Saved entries

• • • • •

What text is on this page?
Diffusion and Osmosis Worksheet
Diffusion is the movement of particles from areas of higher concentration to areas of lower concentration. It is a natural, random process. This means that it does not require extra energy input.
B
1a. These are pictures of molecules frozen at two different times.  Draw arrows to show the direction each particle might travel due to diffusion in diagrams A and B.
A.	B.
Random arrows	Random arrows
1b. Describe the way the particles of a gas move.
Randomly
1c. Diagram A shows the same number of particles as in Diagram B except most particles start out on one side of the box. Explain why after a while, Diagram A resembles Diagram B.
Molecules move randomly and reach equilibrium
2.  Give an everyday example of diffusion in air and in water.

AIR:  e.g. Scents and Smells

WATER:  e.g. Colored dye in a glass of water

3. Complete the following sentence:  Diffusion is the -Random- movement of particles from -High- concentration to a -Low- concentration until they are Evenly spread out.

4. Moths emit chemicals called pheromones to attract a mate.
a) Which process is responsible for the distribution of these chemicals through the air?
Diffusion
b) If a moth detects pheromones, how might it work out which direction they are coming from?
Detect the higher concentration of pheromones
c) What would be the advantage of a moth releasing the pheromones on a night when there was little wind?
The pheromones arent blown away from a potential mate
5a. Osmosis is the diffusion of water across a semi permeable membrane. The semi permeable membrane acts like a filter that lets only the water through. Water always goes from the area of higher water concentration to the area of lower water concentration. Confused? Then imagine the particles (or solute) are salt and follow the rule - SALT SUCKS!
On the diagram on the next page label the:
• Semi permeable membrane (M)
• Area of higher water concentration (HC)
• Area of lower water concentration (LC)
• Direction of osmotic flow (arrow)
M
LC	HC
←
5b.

• • • • •

Reproduce the material verbatim, line by line.

ANSWER IN FULL:
What text is on this page?
Diffusion and Osmosis Worksheet
Diffusion is the movement of particles from areas of higher concentration to areas of lower concentration. It is a natural, random process. This means that it does not require extra energy input.
B
1a. These are pictures of molecules frozen at two different times.  Draw arrows to show the direction each particle might travel due to diffusion in diagrams A and B.
A.	B.
Random arrows	Random arrows
1b. Describe the way the particles of a gas move.
Randomly
1c. Diagram A shows the same number of particles as in Diagram B except most particles start out on one side of the box. Explain why after a while, Diagram A resembles Diagram B.
Molecules move randomly and reach equilibrium
2.  Give an everyday example of diffusion in air and in water.

AIR:  e.g. Scents and Smells

WATER:  e.g. Colored dye in a glass of water

3. Complete the following sentence:  Diffusion is the -Random- movement of particles from -High- concentration to a -Low- concentration until they are Evenly spread out.

4. Moths emit chemicals called pheromones to attract a mate.
a) Which process is responsible for the distribution of these chemicals through the air?
Diffusion
b) If a moth detects pheromones, how might it work out which direction they are coming from?
Detect the higher concentration of pheromones
c) What would be the advantage of a moth releasing the pheromones on a night when there was little wind?
The pheromones arent blown away from a potential mate
5a. Osmosis is the diffusion of water across a semi permeable membrane. The semi permeable membrane acts like a filter that lets only the water through. Water always goes from the area of higher water concentration to the area of lower water concentration. Confused? Then imagine the particles (or solute) are salt and follow the rule - SALT SUCKS!
On the diagram on the next page label the:
• Semi permeable membrane (M)
• Area of higher water concentration (HC)
• Area of lower water concentration (LC)
• Direction of osmotic flow (arrow)
M
LC	HC
←
5b.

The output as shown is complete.